OBJECTIVE -> Carry on the text about the classical guitar album "Classique!" from the point where it stops.

DOCUMENT SECTION ->

This album spans the repertoire of the modern guitar from its beginnings at the turn of the twentieth century to today's generation of active guitarist-composers, many of whom have been key figures in its development. The common thread is the expression of native cultural traditions and the fusion of ethnic styles from Spain, North America, and Latin America.

“Over the last half-century, Canada has become well-known for producing several outstanding classical guitarists...One such guitarist is Vincea McClelland, who for more than twenty years has been dazzling audiences in countless countries around the globe. Her most recent disc, "Classique!", is a selection of works from Spain, North America, and South America. Interestingly, McClelland not only showcases how the music contrasts from one region to the next, she also reveals the vast varieties of compositions within each individual region. McClelland's well-tempered musical voice ensures that her interpretations are an ideal combination of mature sophistication and soul-moving energy. She unabashedly utilizes her distinctive color palette to guide the listener through rich, sonorous melodies, as well as bright, fast paced dances. Meanwhile, her distinctive quick attack on the treble strings is perfectly suited for the many compositions which feature rhythmic bursts and sudden flourishes. In this recording, McClelland has shown that despite all of her previous accomplishments, she has much more music yet to share with the world.” © Timothy Smith,

"This CD contains a nice variety of styles, with interesting repertoire mixing the familiar (Turina's Soleares) and the not-so-often-recorded (Llobet's gracefully played Leonesa). Regino Sainz de la Maza's Zapateado is played with lively, energetic phrasing, pressing ahead with buoyant energy...Particularly notable is Canadian Patrick Kearney's Collage, a rhapsodic piece which juxtaposes sections of rich, spacious arpeggios, folk/jazz strumming, crystalline harmonics, modern counterpoint, romantic lyricism, delicate and precise soprano filigree, all performed by Vincea McClelland in a dynamic, intelligent manner which holds the piece together. This piece confirms without a doubt that we are listening to an experienced, solid musician. The substantial Collage is preceded by Andrew York's Faire, played with a very comfortable feel with clean passagework, followed by David Qualey's Latin/jazz Santa Cruz for a very satisfying set of pieces from North America...The recording quality is pristine, with extreme clarity adding to the generally clean performance...The booklet is first-rate, artistically presented with informative text." Soundboard Magazine Vol. 34 (Journal of the Guitar Foundation of America)

(Layout region records)
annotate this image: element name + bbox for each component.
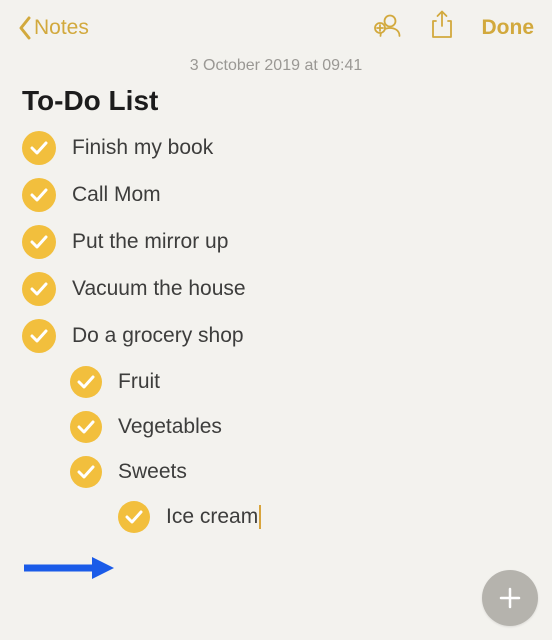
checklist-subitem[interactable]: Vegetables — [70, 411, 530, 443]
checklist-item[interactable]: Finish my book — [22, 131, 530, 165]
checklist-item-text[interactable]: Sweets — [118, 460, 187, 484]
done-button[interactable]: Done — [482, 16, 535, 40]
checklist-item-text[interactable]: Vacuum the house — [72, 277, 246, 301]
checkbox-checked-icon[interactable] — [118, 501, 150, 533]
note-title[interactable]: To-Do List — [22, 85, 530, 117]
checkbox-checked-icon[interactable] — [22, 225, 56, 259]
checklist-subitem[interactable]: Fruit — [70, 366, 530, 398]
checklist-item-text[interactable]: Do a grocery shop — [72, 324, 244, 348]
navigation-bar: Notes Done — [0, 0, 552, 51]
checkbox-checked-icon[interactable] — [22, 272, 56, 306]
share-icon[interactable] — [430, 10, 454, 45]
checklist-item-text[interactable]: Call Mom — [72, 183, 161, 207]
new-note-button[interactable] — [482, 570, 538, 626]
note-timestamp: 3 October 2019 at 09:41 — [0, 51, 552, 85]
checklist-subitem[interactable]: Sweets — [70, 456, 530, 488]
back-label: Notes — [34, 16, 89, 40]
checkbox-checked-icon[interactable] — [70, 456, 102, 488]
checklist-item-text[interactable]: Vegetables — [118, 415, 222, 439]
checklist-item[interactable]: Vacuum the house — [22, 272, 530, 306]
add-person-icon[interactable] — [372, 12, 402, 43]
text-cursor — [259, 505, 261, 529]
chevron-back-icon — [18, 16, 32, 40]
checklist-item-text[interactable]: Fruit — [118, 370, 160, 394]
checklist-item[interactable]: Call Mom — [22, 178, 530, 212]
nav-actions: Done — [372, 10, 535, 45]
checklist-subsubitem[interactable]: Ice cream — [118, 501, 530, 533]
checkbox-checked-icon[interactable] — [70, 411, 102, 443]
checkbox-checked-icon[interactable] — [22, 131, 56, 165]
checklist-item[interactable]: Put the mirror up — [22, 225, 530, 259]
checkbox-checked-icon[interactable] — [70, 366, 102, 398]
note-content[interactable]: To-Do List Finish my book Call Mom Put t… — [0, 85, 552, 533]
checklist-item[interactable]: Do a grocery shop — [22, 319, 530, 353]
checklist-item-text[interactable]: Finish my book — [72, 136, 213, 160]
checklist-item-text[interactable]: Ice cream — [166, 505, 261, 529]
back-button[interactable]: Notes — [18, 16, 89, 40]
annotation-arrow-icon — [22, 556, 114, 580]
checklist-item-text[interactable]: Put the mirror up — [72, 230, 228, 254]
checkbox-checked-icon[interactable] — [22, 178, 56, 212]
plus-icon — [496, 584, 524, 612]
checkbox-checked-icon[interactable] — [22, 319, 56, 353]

EXERCISE RESPONSE ->
Album notes by Vincea McClelland (excerpts):
Music from Spain: The Spanish guitarist, composer and arranger Miguel Llobet was born in Barcelona in 1878. During his active career he did much to establish the classical guitar on the international concert stage. A student and disciple of the Spanish master Francisco Tárrega, Llobet gave his first public appearance in Valencia in 1901 and went on to tour throughout Europe, Latin America and the United States. Two folksong settings, Leonesa from the province of Léon and El Noi de la Mare, a traditional Christmas lullaby from Catalonia, are taken from a collection entitled Canciones Populares.
Eduardo Sainz de la Maza was the younger brother of the well-known Spanish concert guitarist Regino Sainz de la Maza and he dedicated many works to him. Both brothers composed in a style strongly influenced by the folk music of Spain. The Habanera is a dance which originated in Havana, Cuba and appeared in Spain in the nineteenth century where it became associated with the flamenco style of dancing. The Zapateado is another traditional flamenco dance the rhythm of which is marked by the stamping of the heels: zapato is Spanish for “shoe”.
Joaquín Turina was born in Seville, the capital of Andalusia, and much of his work is infused with the stylistic elements of traditional Andalusian music. Turina composed several works for guitar dedicated to the great Spanish guitarist Andrès Segovia. Soleares is taken from a two-movement work composed in 1932 entitled Homenaje a Tárrega. It features the unmistakable rhythmic and modal character of flamenco music and the Andalusian style.
Joaquin Rodrigo's vast output includes many important pieces for the guitar. Tiento Antiguo was first performed in 1942 by Regino Sainz de la Maza and is a tribute to the Spanish vihuelists of the sixteenth century. With its polyphonic writing and hints at improvisation it is an effective evocation of the Renaissance vihuela (the Spanish equivalent of the lute). The beautiful Junto al Generalife takes us to the fourteenth-century gardens of the Generalife next to the famous Alhambra palace overlooking Granada. Composed in 1959, it is one of a series of five pieces entitled Por los campos de España, each inspired by a different region or landscape of Spain.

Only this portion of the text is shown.